What is needed: Your task is to print all of the data word for word.

>> START

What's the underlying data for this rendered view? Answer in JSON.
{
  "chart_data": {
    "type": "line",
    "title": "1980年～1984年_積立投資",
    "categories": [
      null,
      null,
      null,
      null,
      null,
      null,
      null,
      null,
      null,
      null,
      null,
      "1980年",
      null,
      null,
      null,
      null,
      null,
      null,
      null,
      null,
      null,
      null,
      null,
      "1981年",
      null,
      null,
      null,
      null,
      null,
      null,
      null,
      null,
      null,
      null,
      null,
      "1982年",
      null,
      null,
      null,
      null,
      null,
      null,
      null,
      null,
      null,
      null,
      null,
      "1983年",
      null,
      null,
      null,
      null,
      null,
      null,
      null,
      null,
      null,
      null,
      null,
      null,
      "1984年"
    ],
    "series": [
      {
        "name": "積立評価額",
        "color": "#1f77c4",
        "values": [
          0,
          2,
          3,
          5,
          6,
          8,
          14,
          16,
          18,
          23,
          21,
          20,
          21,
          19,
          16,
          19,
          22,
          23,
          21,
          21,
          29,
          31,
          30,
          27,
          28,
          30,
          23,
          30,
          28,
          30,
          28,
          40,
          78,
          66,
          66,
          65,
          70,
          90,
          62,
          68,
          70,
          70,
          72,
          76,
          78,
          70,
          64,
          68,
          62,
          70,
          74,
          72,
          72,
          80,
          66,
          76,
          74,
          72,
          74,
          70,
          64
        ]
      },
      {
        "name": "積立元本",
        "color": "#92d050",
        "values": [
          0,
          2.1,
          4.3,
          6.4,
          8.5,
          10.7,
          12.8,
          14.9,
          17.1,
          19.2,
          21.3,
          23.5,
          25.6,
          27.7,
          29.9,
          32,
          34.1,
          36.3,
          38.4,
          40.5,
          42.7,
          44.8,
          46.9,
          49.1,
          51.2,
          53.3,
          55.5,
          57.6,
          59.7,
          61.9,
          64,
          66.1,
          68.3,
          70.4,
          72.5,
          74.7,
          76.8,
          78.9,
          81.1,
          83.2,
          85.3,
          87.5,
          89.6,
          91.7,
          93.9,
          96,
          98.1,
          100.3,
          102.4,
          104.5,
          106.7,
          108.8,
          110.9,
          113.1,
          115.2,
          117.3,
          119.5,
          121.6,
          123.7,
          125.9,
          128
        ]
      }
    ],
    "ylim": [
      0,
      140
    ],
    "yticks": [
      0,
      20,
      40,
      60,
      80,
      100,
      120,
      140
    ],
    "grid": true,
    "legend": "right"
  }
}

>> END

Output for this exercise:
What's the underlying data for this rendered view? Answer in JSON.
{
  "chart_data": {
    "type": "line",
    "title": "1980年～1984年_積立投資",
    "categories": [
      null,
      null,
      null,
      null,
      null,
      null,
      null,
      null,
      null,
      null,
      null,
      "1980年",
      null,
      null,
      null,
      null,
      null,
      null,
      null,
      null,
      null,
      null,
      null,
      "1981年",
      null,
      null,
      null,
      null,
      null,
      null,
      null,
      null,
      null,
      null,
      null,
      "1982年",
      null,
      null,
      null,
      null,
      null,
      null,
      null,
      null,
      null,
      null,
      null,
      "1983年",
      null,
      null,
      null,
      null,
      null,
      null,
      null,
      null,
      null,
      null,
      null,
      null,
      "1984年"
    ],
    "series": [
      {
        "name": "積立評価額",
        "color": "#1f77c4",
        "values": [
          0,
          2,
          3,
          5,
          6,
          8,
          14,
          16,
          18,
          23,
          21,
          20,
          21,
          19,
          16,
          19,
          22,
          23,
          21,
          21,
          29,
          31,
          30,
          27,
          28,
          30,
          23,
          30,
          28,
          30,
          28,
          40,
          78,
          66,
          66,
          65,
          70,
          90,
          62,
          68,
          70,
          70,
          72,
          76,
          78,
          70,
          64,
          68,
          62,
          70,
          74,
          72,
          72,
          80,
          66,
          76,
          74,
          72,
          74,
          70,
          64
        ]
      },
      {
        "name": "積立元本",
        "color": "#92d050",
        "values": [
          0,
          2.1,
          4.3,
          6.4,
          8.5,
          10.7,
          12.8,
          14.9,
          17.1,
          19.2,
          21.3,
          23.5,
          25.6,
          27.7,
          29.9,
          32,
          34.1,
          36.3,
          38.4,
          40.5,
          42.7,
          44.8,
          46.9,
          49.1,
          51.2,
          53.3,
          55.5,
          57.6,
          59.7,
          61.9,
          64,
          66.1,
          68.3,
          70.4,
          72.5,
          74.7,
          76.8,
          78.9,
          81.1,
          83.2,
          85.3,
          87.5,
          89.6,
          91.7,
          93.9,
          96,
          98.1,
          100.3,
          102.4,
          104.5,
          106.7,
          108.8,
          110.9,
          113.1,
          115.2,
          117.3,
          119.5,
          121.6,
          123.7,
          125.9,
          128
        ]
      }
    ],
    "ylim": [
      0,
      140
    ],
    "yticks": [
      0,
      20,
      40,
      60,
      80,
      100,
      120,
      140
    ],
    "grid": true,
    "legend": "right"
  }
}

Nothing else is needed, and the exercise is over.